- **WHAT IS EXPECTED**: Show each line of the records in which the word "концентрацию" occurs.

Dataset entries for page text
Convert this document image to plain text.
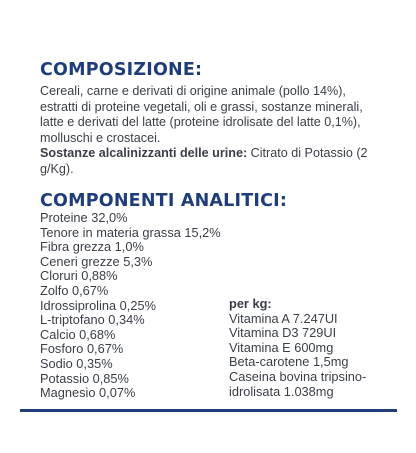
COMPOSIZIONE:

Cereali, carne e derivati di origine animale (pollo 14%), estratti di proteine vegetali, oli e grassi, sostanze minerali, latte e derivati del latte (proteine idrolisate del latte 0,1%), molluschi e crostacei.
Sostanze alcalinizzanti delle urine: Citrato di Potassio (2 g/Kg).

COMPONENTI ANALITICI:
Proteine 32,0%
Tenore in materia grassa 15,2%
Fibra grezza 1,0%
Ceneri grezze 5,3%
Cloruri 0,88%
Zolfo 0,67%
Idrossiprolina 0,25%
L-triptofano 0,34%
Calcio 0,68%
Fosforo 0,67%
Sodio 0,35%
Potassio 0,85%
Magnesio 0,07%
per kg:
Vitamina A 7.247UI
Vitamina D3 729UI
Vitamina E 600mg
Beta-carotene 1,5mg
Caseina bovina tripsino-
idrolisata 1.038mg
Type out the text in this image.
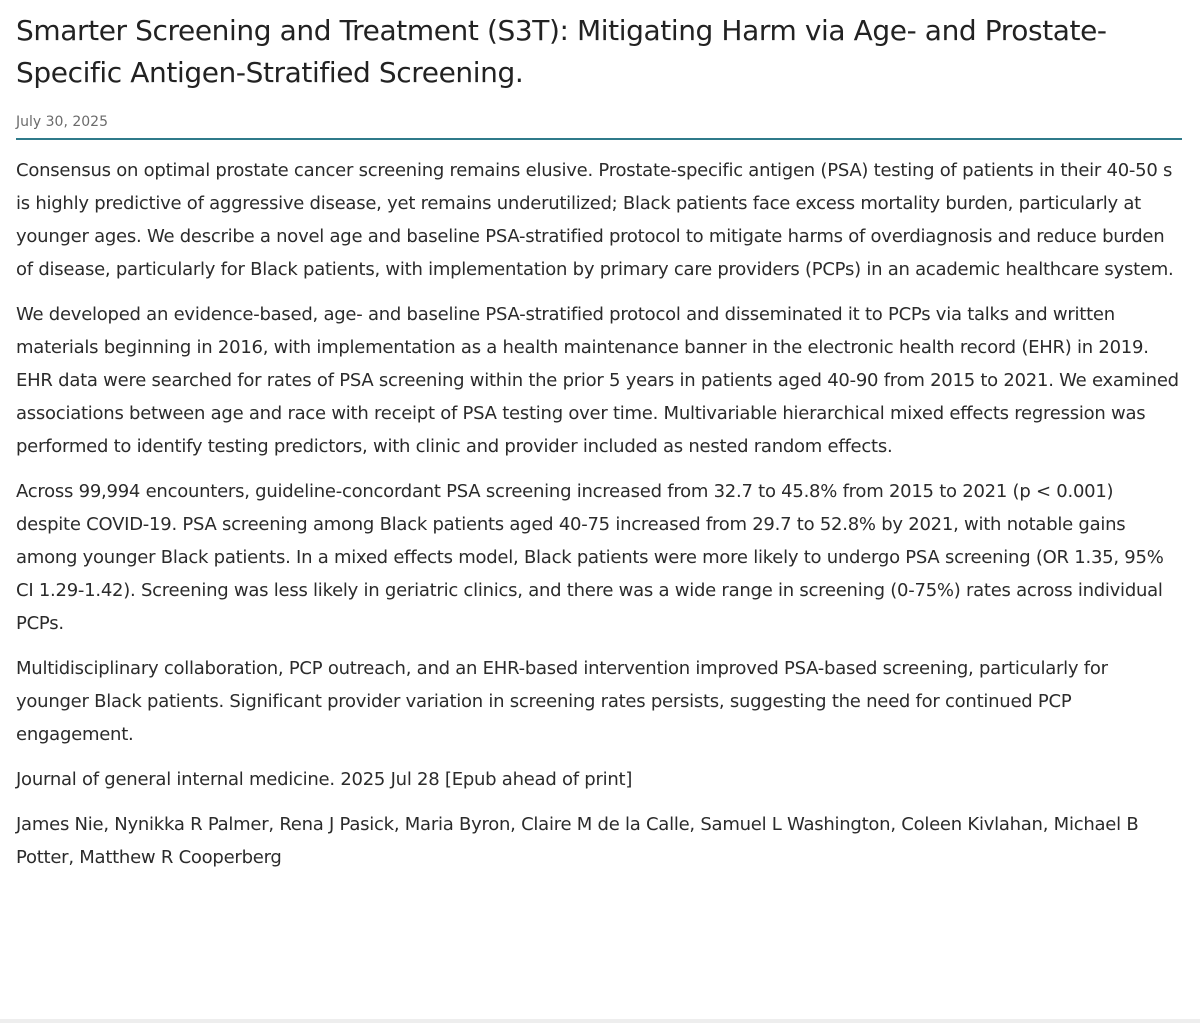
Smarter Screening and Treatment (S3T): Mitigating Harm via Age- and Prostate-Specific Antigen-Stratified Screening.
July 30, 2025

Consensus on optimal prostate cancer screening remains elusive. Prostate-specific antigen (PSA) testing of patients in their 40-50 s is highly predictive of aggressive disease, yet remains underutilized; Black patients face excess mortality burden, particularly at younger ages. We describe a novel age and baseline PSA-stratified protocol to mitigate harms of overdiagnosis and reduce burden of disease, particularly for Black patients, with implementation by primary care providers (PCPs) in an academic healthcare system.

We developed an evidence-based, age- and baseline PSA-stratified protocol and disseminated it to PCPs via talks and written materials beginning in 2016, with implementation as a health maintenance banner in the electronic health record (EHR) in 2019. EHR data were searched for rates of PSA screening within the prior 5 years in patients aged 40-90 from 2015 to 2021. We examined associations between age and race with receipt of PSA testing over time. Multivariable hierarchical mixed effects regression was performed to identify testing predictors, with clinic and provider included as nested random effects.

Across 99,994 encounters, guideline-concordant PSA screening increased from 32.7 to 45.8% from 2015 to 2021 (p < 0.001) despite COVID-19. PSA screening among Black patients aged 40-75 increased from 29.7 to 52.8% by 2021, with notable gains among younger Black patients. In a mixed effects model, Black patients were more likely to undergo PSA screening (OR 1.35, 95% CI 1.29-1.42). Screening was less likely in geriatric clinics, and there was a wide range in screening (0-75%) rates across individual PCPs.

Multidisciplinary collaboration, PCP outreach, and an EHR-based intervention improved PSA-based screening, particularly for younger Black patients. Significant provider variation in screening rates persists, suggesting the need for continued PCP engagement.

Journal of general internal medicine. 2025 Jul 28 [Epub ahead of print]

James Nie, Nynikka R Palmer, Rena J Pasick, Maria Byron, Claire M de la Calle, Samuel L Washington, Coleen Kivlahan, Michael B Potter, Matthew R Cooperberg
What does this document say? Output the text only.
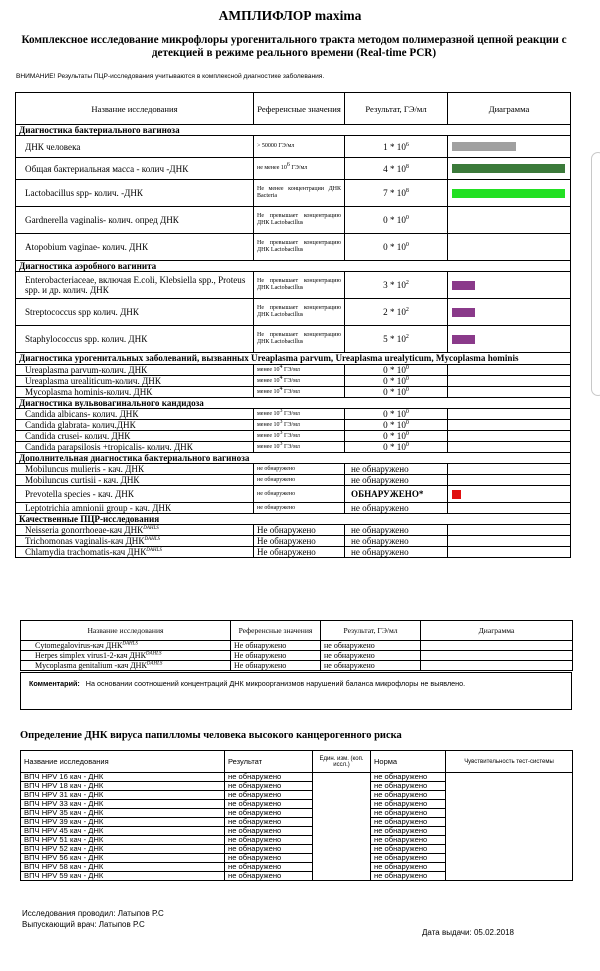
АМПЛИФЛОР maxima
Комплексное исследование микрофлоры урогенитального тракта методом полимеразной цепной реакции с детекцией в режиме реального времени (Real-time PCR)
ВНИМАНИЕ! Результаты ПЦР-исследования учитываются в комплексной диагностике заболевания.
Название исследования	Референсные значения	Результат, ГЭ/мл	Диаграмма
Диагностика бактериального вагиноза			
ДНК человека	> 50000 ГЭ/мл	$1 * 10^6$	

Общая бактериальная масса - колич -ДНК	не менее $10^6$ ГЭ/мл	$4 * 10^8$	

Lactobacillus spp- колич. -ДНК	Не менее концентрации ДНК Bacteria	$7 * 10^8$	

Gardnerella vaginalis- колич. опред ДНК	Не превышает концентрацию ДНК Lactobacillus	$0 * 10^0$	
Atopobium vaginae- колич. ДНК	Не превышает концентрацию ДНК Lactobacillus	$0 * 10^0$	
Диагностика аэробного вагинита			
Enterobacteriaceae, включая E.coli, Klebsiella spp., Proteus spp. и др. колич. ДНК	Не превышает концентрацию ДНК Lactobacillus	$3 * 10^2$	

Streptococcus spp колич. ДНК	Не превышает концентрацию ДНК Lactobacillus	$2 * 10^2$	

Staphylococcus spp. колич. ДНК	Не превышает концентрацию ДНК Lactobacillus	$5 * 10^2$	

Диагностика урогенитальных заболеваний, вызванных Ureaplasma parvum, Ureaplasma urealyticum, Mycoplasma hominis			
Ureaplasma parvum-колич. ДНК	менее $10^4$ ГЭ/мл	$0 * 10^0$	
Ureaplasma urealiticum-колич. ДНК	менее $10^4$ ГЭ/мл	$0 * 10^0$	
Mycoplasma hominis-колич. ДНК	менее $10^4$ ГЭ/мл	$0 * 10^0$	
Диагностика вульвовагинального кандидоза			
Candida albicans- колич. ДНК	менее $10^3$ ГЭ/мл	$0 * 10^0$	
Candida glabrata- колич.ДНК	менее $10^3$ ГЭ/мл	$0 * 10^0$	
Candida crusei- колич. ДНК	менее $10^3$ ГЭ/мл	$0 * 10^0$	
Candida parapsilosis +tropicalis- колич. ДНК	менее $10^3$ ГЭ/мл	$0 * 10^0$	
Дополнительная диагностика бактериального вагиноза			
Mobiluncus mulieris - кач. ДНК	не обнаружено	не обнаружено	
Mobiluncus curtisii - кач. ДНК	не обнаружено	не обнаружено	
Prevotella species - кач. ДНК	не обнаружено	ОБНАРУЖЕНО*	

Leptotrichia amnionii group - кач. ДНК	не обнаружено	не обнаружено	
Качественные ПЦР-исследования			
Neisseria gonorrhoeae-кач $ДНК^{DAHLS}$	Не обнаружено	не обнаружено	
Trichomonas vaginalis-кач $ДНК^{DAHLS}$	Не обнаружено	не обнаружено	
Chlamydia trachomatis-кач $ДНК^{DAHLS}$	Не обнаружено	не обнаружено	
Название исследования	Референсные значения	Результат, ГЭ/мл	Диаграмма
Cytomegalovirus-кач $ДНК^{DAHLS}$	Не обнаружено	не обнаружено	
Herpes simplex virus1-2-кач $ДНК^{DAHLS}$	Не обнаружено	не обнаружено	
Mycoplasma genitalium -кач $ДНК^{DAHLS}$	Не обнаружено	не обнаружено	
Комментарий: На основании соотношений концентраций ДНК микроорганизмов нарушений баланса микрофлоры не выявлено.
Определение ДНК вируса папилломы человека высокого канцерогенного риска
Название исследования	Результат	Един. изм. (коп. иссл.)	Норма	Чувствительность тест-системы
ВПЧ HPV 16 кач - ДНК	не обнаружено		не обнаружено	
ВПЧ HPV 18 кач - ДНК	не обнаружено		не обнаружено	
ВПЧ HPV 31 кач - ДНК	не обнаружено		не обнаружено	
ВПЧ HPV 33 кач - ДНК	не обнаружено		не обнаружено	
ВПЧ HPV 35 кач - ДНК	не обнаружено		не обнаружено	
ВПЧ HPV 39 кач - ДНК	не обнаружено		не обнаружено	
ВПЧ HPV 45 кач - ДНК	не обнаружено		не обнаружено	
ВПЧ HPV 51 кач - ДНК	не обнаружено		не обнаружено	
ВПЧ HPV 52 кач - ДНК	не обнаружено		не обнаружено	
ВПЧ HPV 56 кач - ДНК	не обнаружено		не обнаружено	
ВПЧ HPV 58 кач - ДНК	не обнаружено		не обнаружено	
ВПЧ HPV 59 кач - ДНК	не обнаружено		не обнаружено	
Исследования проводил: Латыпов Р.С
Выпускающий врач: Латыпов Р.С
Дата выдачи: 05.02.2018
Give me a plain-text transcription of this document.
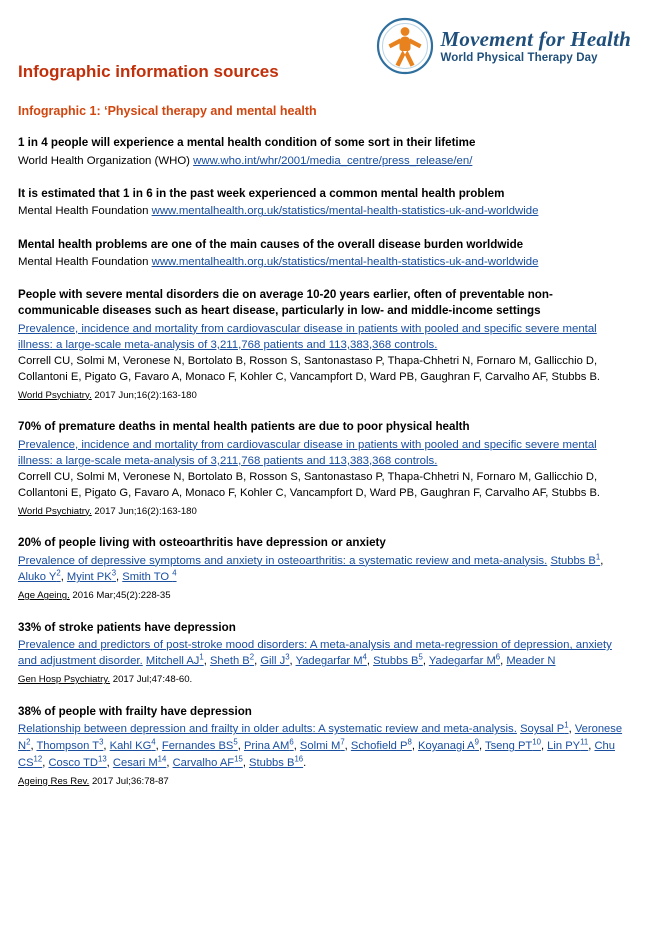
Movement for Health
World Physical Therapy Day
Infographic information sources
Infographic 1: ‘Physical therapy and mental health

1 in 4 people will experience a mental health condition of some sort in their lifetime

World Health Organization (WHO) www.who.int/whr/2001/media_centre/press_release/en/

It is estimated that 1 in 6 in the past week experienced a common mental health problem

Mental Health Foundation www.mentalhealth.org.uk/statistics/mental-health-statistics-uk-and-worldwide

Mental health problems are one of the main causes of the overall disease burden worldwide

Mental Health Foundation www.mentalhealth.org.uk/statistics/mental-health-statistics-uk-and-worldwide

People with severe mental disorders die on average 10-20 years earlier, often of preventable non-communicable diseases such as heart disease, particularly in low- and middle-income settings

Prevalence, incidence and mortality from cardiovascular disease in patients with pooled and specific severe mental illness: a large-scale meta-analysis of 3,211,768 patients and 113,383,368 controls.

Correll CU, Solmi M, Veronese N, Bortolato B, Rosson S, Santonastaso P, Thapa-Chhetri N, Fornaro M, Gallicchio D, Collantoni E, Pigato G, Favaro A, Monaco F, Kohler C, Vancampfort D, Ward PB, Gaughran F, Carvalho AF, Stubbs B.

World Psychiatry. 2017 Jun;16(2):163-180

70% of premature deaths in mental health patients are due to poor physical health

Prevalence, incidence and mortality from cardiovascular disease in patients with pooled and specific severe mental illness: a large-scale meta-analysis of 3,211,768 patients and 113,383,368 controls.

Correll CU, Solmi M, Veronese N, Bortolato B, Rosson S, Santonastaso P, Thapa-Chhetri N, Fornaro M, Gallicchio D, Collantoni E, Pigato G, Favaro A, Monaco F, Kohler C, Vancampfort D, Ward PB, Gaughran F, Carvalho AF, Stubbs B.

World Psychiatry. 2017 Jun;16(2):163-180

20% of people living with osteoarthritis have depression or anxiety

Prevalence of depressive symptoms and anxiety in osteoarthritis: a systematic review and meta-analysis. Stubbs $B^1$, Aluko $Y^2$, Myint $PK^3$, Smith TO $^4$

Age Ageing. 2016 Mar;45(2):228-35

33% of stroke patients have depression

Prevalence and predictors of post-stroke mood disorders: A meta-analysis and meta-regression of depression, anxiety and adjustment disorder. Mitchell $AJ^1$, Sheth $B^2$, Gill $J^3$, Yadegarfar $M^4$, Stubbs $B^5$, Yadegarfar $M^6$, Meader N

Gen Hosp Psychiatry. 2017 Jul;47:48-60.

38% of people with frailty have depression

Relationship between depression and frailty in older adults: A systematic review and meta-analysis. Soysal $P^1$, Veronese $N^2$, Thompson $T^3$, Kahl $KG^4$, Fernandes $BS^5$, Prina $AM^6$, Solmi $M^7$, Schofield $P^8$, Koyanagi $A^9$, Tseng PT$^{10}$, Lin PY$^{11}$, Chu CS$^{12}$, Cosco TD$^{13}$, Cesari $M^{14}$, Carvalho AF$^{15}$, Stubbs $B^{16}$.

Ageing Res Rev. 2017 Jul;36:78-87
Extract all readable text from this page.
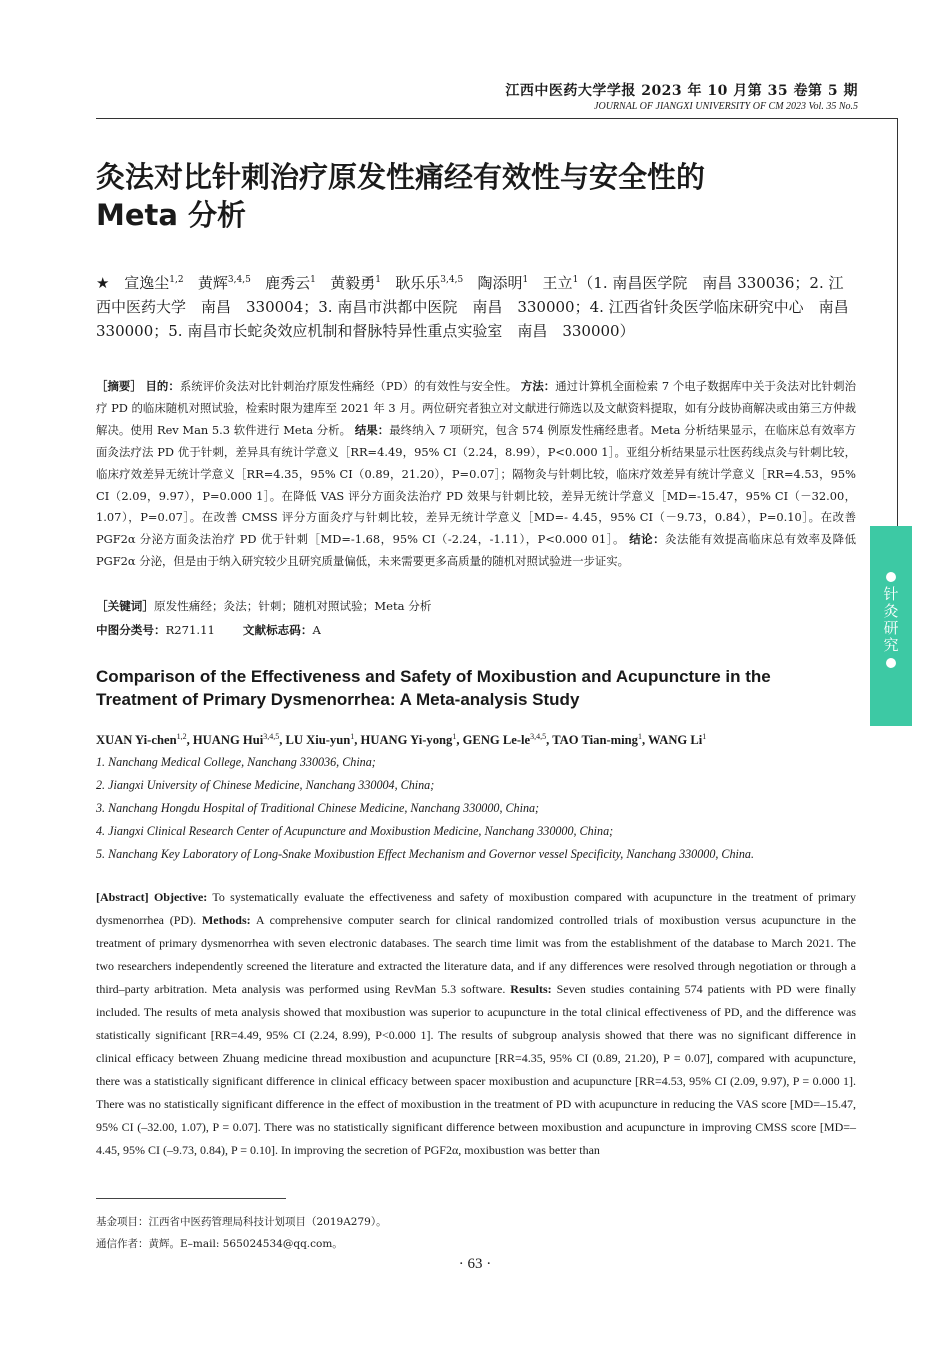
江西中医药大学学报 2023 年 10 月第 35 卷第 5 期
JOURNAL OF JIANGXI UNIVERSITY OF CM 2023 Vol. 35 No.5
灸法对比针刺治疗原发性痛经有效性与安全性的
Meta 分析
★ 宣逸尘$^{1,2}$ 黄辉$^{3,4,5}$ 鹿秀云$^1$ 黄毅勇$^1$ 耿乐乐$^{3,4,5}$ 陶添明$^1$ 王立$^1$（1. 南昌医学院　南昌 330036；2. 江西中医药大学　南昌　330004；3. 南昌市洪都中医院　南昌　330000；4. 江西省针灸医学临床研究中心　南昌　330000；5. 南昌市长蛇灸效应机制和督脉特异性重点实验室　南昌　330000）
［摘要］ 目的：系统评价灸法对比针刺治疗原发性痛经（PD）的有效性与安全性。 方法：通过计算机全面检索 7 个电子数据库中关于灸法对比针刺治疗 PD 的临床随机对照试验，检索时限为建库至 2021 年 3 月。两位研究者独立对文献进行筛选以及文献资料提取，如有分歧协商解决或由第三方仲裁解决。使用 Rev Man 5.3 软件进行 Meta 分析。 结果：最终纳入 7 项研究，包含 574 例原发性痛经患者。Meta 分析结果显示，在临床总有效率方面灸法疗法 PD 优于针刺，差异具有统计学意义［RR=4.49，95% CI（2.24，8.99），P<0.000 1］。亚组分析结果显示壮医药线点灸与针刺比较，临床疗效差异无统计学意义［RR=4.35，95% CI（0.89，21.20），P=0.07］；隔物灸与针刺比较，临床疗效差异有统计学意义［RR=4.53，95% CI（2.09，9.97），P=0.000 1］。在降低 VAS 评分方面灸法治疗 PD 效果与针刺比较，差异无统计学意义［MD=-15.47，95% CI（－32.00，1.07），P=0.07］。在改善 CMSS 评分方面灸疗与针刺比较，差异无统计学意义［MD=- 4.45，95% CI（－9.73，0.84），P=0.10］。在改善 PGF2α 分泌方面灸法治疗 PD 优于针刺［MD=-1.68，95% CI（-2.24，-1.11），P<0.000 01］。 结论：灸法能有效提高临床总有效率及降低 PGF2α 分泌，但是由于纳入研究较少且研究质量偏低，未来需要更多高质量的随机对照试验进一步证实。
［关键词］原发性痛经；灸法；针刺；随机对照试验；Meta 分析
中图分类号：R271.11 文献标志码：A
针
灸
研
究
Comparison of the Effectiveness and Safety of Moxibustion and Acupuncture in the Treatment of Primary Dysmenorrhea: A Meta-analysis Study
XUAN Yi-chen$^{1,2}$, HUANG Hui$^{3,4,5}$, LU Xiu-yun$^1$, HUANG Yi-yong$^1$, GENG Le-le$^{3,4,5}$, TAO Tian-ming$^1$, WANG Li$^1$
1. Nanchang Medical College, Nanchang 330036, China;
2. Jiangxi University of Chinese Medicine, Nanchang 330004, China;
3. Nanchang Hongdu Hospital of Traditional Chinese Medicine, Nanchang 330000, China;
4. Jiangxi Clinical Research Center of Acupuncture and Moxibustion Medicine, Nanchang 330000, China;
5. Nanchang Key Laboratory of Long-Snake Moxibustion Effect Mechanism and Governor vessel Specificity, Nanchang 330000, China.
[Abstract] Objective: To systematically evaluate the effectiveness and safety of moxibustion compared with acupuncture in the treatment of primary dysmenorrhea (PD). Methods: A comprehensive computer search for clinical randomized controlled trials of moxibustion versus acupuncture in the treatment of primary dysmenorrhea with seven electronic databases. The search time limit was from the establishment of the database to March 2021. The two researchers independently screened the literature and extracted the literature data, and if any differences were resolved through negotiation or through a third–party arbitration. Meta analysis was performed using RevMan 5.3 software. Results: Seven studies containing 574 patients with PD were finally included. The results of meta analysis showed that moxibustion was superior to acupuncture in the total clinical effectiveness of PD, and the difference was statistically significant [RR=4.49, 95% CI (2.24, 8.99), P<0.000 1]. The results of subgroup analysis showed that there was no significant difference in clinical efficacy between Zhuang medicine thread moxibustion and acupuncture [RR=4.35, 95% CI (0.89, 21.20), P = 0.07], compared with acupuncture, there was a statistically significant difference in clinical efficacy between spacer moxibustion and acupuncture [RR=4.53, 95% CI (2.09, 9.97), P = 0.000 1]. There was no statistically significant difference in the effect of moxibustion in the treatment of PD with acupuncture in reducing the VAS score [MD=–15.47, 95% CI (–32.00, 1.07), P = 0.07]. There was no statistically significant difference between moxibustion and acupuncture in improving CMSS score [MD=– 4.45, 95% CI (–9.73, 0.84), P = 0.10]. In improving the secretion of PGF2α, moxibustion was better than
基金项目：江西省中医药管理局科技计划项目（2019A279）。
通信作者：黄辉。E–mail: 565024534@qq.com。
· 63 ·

- **SOLUTION**:
Gardnerella vaginalis- колич. опред ДНК	Не превышает концентрацию ДНК Lactobacillus	$0 * 10^0$	
Atopobium vaginae- колич. ДНК	Не превышает концентрацию ДНК Lactobacillus	$0 * 10^0$	
Enterobacteriaceae, включая E.coli, Klebsiella spp., Proteus spp. и др. колич. ДНК	Не превышает концентрацию ДНК Lactobacillus	$3 * 10^2$	
Streptococcus spp колич. ДНК	Не превышает концентрацию ДНК Lactobacillus	$2 * 10^2$	
Staphylococcus spp. колич. ДНК	Не превышает концентрацию ДНК Lactobacillus	$5 * 10^2$	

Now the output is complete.